Collected data →
━━━━━━
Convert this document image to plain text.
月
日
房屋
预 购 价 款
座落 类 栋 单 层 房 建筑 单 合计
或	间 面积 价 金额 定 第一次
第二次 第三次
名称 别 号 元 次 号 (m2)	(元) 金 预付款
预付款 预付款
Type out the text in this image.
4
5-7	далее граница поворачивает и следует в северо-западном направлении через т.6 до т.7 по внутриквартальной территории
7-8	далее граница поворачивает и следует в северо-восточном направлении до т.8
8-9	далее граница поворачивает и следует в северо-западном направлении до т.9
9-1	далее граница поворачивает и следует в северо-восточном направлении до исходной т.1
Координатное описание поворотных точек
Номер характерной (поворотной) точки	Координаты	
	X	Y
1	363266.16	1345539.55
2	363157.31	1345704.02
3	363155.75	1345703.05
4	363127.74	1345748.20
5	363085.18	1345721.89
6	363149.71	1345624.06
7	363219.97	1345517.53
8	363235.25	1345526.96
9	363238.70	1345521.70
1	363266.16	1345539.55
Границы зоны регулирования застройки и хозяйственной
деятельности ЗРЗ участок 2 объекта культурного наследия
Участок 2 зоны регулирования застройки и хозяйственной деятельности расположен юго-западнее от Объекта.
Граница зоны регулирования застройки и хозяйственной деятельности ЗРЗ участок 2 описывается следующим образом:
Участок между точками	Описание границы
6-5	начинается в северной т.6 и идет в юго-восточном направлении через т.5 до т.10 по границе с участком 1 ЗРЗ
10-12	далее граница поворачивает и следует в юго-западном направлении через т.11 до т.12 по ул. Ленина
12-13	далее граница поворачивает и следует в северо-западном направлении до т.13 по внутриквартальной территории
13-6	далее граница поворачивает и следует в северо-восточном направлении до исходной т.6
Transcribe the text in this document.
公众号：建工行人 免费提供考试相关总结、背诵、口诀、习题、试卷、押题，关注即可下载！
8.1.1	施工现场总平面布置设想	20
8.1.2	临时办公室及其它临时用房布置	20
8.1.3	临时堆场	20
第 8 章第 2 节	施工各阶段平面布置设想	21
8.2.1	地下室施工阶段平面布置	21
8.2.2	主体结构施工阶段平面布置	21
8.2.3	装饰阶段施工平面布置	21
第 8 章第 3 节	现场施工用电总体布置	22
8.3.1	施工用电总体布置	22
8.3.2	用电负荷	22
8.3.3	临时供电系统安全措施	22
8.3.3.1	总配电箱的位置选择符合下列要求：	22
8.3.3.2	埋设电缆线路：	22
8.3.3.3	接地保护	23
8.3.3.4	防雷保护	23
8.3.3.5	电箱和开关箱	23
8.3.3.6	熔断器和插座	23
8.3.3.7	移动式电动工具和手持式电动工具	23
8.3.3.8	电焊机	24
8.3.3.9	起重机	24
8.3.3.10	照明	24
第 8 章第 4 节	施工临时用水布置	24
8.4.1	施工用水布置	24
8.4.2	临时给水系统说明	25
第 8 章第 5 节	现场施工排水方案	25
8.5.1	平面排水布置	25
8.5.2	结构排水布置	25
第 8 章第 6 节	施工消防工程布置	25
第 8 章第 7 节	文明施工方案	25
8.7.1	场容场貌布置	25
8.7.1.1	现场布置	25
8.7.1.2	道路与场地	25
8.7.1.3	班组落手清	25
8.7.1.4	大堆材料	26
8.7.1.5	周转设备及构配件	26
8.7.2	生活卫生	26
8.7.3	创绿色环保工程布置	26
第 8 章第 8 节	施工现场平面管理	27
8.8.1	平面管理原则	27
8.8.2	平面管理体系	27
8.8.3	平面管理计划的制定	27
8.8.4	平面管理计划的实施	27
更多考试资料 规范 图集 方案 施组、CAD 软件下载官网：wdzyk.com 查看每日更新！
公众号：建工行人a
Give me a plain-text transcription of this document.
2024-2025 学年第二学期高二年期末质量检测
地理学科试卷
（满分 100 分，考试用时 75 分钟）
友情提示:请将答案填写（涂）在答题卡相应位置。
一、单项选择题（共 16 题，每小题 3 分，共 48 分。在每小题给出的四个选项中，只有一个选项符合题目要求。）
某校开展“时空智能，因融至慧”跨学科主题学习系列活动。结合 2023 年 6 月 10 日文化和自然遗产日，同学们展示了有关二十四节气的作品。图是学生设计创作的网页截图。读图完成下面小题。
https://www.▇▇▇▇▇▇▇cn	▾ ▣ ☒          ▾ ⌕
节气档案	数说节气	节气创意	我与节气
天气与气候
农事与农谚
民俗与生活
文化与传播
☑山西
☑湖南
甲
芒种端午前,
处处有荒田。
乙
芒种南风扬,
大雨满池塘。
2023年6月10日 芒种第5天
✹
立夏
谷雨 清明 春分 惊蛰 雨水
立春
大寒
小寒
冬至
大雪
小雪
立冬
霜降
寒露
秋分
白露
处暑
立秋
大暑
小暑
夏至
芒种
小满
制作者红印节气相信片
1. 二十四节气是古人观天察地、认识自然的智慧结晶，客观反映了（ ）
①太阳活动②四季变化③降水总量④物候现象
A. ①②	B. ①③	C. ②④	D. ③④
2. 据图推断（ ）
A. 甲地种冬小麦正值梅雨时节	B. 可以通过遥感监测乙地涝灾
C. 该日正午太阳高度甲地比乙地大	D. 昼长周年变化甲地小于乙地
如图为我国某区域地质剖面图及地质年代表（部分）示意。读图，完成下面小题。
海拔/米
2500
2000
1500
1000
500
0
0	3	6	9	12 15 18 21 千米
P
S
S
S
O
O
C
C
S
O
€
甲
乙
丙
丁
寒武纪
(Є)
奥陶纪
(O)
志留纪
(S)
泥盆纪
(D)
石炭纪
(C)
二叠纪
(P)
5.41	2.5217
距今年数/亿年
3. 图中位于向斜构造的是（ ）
━━━━━━
Task instructions → Tally how many lines of the records hold the word "далее". Answer with the number only.

Result of the exercise → 7